* [WHAT YOU HAVE TO DO]: Each entry below must be repeated word for word.

* [SUPPLIED INFORMATION]:
********************

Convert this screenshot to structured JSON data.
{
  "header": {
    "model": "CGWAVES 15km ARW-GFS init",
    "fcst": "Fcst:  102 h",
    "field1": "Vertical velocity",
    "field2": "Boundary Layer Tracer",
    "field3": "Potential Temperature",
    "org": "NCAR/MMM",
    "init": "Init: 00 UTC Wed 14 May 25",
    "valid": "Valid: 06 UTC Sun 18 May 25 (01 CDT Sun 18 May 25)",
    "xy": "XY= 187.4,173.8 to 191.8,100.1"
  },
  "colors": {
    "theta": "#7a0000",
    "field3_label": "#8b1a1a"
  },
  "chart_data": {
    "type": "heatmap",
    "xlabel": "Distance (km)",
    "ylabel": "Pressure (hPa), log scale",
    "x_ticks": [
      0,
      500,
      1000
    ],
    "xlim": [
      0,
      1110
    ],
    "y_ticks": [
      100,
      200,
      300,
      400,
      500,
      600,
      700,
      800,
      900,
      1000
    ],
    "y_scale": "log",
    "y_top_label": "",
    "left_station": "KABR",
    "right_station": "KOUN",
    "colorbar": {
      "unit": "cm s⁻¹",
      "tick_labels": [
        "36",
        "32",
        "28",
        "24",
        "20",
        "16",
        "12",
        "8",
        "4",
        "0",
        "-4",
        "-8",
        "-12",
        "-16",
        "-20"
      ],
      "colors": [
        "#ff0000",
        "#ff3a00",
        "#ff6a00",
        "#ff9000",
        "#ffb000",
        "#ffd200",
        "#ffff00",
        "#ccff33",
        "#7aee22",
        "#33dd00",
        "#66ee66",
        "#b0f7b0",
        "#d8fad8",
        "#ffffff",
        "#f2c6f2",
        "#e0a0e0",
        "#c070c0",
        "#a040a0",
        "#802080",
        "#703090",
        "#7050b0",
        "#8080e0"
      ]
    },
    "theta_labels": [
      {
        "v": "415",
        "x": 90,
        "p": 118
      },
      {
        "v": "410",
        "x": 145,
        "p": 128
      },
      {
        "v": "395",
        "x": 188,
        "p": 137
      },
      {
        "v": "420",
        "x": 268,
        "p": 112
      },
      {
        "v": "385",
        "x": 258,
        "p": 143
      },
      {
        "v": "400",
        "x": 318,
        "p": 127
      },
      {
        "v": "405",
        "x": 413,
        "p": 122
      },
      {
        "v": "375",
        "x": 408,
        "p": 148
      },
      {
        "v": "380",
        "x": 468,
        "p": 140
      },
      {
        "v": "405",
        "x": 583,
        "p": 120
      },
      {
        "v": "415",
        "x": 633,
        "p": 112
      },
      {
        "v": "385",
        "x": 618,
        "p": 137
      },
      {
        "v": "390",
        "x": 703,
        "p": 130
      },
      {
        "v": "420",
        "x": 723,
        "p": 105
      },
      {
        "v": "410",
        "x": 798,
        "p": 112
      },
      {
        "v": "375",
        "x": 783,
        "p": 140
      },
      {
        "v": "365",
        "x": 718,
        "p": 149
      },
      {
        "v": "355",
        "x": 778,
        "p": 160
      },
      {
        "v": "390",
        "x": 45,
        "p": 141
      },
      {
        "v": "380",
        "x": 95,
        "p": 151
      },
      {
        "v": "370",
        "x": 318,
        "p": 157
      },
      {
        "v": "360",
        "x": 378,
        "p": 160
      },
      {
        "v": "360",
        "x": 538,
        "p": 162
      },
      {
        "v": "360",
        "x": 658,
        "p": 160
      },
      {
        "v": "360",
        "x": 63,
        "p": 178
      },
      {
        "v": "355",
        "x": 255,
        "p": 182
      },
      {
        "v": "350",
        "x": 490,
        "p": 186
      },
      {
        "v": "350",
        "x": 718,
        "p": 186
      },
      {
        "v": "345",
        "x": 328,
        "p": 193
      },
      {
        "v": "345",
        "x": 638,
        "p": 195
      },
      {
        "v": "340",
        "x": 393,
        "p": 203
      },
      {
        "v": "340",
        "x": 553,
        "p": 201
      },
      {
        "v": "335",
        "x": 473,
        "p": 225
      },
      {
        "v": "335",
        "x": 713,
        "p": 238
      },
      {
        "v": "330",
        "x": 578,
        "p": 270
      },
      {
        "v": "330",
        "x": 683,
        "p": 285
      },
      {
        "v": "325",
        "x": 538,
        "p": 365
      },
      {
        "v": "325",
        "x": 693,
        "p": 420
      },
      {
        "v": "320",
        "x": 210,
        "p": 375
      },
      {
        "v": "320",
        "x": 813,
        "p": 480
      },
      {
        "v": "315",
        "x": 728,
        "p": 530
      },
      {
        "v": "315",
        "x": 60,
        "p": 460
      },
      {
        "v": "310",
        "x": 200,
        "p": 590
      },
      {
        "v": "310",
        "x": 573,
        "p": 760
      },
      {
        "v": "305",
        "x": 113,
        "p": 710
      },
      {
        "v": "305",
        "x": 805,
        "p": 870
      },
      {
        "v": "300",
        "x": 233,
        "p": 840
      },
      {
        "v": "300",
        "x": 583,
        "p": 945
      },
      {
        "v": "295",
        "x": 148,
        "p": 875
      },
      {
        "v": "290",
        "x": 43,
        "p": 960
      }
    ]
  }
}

********************

* [REPLY TO THE TASK]:
Convert this screenshot to structured JSON data.
{
  "header": {
    "model": "CGWAVES 15km ARW-GFS init",
    "fcst": "Fcst:  102 h",
    "field1": "Vertical velocity",
    "field2": "Boundary Layer Tracer",
    "field3": "Potential Temperature",
    "org": "NCAR/MMM",
    "init": "Init: 00 UTC Wed 14 May 25",
    "valid": "Valid: 06 UTC Sun 18 May 25 (01 CDT Sun 18 May 25)",
    "xy": "XY= 187.4,173.8 to 191.8,100.1"
  },
  "colors": {
    "theta": "#7a0000",
    "field3_label": "#8b1a1a"
  },
  "chart_data": {
    "type": "heatmap",
    "xlabel": "Distance (km)",
    "ylabel": "Pressure (hPa), log scale",
    "x_ticks": [
      0,
      500,
      1000
    ],
    "xlim": [
      0,
      1110
    ],
    "y_ticks": [
      100,
      200,
      300,
      400,
      500,
      600,
      700,
      800,
      900,
      1000
    ],
    "y_scale": "log",
    "y_top_label": "",
    "left_station": "KABR",
    "right_station": "KOUN",
    "colorbar": {
      "unit": "cm s⁻¹",
      "tick_labels": [
        "36",
        "32",
        "28",
        "24",
        "20",
        "16",
        "12",
        "8",
        "4",
        "0",
        "-4",
        "-8",
        "-12",
        "-16",
        "-20"
      ],
      "colors": [
        "#ff0000",
        "#ff3a00",
        "#ff6a00",
        "#ff9000",
        "#ffb000",
        "#ffd200",
        "#ffff00",
        "#ccff33",
        "#7aee22",
        "#33dd00",
        "#66ee66",
        "#b0f7b0",
        "#d8fad8",
        "#ffffff",
        "#f2c6f2",
        "#e0a0e0",
        "#c070c0",
        "#a040a0",
        "#802080",
        "#703090",
        "#7050b0",
        "#8080e0"
      ]
    },
    "theta_labels": [
      {
        "v": "415",
        "x": 90,
        "p": 118
      },
      {
        "v": "410",
        "x": 145,
        "p": 128
      },
      {
        "v": "395",
        "x": 188,
        "p": 137
      },
      {
        "v": "420",
        "x": 268,
        "p": 112
      },
      {
        "v": "385",
        "x": 258,
        "p": 143
      },
      {
        "v": "400",
        "x": 318,
        "p": 127
      },
      {
        "v": "405",
        "x": 413,
        "p": 122
      },
      {
        "v": "375",
        "x": 408,
        "p": 148
      },
      {
        "v": "380",
        "x": 468,
        "p": 140
      },
      {
        "v": "405",
        "x": 583,
        "p": 120
      },
      {
        "v": "415",
        "x": 633,
        "p": 112
      },
      {
        "v": "385",
        "x": 618,
        "p": 137
      },
      {
        "v": "390",
        "x": 703,
        "p": 130
      },
      {
        "v": "420",
        "x": 723,
        "p": 105
      },
      {
        "v": "410",
        "x": 798,
        "p": 112
      },
      {
        "v": "375",
        "x": 783,
        "p": 140
      },
      {
        "v": "365",
        "x": 718,
        "p": 149
      },
      {
        "v": "355",
        "x": 778,
        "p": 160
      },
      {
        "v": "390",
        "x": 45,
        "p": 141
      },
      {
        "v": "380",
        "x": 95,
        "p": 151
      },
      {
        "v": "370",
        "x": 318,
        "p": 157
      },
      {
        "v": "360",
        "x": 378,
        "p": 160
      },
      {
        "v": "360",
        "x": 538,
        "p": 162
      },
      {
        "v": "360",
        "x": 658,
        "p": 160
      },
      {
        "v": "360",
        "x": 63,
        "p": 178
      },
      {
        "v": "355",
        "x": 255,
        "p": 182
      },
      {
        "v": "350",
        "x": 490,
        "p": 186
      },
      {
        "v": "350",
        "x": 718,
        "p": 186
      },
      {
        "v": "345",
        "x": 328,
        "p": 193
      },
      {
        "v": "345",
        "x": 638,
        "p": 195
      },
      {
        "v": "340",
        "x": 393,
        "p": 203
      },
      {
        "v": "340",
        "x": 553,
        "p": 201
      },
      {
        "v": "335",
        "x": 473,
        "p": 225
      },
      {
        "v": "335",
        "x": 713,
        "p": 238
      },
      {
        "v": "330",
        "x": 578,
        "p": 270
      },
      {
        "v": "330",
        "x": 683,
        "p": 285
      },
      {
        "v": "325",
        "x": 538,
        "p": 365
      },
      {
        "v": "325",
        "x": 693,
        "p": 420
      },
      {
        "v": "320",
        "x": 210,
        "p": 375
      },
      {
        "v": "320",
        "x": 813,
        "p": 480
      },
      {
        "v": "315",
        "x": 728,
        "p": 530
      },
      {
        "v": "315",
        "x": 60,
        "p": 460
      },
      {
        "v": "310",
        "x": 200,
        "p": 590
      },
      {
        "v": "310",
        "x": 573,
        "p": 760
      },
      {
        "v": "305",
        "x": 113,
        "p": 710
      },
      {
        "v": "305",
        "x": 805,
        "p": 870
      },
      {
        "v": "300",
        "x": 233,
        "p": 840
      },
      {
        "v": "300",
        "x": 583,
        "p": 945
      },
      {
        "v": "295",
        "x": 148,
        "p": 875
      },
      {
        "v": "290",
        "x": 43,
        "p": 960
      }
    ]
  }
}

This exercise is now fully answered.